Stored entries
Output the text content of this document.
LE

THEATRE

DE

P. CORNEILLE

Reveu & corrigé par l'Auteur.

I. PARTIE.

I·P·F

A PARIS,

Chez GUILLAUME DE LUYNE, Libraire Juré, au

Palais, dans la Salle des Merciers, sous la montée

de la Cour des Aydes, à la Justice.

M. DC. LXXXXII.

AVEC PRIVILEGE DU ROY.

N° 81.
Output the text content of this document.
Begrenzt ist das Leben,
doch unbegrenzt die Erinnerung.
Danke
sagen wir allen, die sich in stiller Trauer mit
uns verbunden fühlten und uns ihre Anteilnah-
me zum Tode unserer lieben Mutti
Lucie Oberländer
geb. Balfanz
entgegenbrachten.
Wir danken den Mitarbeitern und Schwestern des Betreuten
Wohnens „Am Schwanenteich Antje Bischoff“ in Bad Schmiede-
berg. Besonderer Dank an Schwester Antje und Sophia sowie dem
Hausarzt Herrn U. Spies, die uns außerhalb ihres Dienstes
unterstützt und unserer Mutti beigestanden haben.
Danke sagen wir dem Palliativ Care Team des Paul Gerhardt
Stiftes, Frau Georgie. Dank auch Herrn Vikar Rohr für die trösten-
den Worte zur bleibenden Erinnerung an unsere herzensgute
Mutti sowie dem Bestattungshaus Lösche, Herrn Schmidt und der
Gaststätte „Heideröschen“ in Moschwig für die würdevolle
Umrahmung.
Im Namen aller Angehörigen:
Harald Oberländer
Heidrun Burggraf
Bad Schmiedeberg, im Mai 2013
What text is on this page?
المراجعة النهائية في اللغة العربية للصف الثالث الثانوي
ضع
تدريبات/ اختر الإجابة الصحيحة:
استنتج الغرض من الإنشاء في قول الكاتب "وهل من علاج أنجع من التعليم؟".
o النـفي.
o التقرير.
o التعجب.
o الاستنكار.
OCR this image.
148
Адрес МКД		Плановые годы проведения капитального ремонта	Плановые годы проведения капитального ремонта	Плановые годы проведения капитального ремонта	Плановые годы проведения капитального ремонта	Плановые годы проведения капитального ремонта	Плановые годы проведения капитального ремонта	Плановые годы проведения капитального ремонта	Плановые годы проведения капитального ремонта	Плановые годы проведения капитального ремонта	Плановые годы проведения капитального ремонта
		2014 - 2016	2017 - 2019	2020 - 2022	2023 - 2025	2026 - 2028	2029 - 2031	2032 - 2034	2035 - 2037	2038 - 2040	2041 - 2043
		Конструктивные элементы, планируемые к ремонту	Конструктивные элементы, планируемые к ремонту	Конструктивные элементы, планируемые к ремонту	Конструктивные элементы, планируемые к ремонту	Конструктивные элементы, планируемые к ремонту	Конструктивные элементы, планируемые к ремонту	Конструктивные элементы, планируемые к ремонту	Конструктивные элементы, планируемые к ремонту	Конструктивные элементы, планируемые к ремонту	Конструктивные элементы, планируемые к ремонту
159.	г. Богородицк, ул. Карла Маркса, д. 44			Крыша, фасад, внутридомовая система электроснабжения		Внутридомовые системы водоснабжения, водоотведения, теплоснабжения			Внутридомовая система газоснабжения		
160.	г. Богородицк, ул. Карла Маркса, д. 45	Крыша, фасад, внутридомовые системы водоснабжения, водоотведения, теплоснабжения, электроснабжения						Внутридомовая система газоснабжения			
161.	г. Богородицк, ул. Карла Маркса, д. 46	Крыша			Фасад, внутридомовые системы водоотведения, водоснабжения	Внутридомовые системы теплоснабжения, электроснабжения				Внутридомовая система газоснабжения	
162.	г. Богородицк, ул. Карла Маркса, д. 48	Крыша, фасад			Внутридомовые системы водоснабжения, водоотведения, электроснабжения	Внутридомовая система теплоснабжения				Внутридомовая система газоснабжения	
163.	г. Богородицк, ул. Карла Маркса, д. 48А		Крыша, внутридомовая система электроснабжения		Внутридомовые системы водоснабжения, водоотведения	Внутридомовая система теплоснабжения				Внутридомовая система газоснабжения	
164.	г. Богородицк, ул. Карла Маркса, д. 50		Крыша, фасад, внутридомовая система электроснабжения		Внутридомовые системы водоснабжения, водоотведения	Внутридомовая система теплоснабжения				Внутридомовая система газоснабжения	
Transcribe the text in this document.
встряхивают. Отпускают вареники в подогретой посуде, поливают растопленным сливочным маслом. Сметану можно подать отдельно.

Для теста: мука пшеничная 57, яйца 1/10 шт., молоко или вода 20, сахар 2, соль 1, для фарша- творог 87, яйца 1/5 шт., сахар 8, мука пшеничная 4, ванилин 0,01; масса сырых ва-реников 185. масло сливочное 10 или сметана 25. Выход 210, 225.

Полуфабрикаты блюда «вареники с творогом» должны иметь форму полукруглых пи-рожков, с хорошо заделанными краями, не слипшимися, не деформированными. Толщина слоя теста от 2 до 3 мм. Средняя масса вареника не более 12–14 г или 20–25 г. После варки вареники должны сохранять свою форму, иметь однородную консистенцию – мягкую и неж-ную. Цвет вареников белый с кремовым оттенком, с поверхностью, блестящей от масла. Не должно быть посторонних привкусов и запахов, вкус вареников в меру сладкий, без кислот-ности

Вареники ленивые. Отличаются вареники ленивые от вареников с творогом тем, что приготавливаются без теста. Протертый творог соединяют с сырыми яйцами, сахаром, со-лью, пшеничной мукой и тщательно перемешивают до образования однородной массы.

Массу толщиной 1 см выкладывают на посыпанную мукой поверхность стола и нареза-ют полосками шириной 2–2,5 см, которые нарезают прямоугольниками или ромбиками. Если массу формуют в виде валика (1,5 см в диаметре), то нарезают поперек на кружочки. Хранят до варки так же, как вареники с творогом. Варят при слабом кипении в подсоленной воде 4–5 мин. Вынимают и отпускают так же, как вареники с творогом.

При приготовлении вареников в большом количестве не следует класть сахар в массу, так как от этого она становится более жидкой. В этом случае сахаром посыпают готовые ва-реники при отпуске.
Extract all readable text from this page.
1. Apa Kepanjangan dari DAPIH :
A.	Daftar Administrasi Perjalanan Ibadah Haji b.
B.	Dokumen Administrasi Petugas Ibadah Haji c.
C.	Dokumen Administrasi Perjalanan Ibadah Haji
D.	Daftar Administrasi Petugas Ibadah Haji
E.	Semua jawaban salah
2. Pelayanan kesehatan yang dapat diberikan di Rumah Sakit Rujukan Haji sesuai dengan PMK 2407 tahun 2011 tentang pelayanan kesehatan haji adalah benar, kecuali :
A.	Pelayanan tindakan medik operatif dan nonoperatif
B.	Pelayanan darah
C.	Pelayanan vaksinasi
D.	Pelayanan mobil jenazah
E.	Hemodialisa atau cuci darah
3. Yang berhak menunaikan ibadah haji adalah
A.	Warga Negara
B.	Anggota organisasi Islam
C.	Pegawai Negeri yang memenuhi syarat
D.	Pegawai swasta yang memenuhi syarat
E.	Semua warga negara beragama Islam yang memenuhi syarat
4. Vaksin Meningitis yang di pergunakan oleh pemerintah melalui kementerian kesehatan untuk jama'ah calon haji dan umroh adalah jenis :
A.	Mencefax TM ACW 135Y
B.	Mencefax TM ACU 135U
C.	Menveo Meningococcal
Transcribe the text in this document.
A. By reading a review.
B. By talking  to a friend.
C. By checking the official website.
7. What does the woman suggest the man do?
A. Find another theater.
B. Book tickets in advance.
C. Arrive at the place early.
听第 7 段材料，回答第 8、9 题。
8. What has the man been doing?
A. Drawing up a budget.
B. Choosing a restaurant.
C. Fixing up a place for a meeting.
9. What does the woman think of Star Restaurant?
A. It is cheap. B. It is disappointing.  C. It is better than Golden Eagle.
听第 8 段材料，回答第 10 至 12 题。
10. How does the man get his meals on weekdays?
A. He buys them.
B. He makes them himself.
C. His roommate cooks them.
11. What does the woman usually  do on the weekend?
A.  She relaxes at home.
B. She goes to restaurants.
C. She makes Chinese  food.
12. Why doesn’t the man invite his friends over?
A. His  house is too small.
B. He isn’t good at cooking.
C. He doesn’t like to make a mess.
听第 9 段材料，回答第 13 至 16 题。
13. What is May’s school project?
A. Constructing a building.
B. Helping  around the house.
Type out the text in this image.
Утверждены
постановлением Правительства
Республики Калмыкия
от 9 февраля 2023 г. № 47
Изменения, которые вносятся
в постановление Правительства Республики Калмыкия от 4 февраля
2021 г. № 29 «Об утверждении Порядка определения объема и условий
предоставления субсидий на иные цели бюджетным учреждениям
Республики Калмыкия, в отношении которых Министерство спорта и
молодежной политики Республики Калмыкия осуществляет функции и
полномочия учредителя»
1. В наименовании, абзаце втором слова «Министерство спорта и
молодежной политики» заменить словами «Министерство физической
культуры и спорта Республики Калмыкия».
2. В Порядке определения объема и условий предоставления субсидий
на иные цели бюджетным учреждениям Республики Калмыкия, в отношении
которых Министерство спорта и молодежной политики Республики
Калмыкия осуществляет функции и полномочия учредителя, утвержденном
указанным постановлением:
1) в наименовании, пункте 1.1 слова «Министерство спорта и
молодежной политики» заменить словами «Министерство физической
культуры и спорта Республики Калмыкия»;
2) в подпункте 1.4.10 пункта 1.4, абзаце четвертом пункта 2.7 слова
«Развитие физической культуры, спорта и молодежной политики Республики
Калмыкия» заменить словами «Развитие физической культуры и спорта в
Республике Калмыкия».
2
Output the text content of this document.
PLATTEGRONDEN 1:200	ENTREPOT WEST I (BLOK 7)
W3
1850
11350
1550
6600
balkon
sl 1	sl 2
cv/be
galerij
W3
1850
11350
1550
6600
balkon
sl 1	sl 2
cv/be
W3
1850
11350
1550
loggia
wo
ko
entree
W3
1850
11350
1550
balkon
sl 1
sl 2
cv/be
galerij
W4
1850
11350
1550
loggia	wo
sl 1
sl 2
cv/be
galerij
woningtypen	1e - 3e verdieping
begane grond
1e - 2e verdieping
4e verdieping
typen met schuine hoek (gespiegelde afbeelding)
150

● **What you have to do**
In the entries above, find lines with "политики" and copy each.

● **Result**
молодежной политики Республики Калмыкия осуществляет функции и
молодежной политики» заменить словами «Министерство физической
которых Министерство спорта и молодежной политики Республики
молодежной политики» заменить словами «Министерство физической
«Развитие физической культуры, спорта и молодежной политики Республики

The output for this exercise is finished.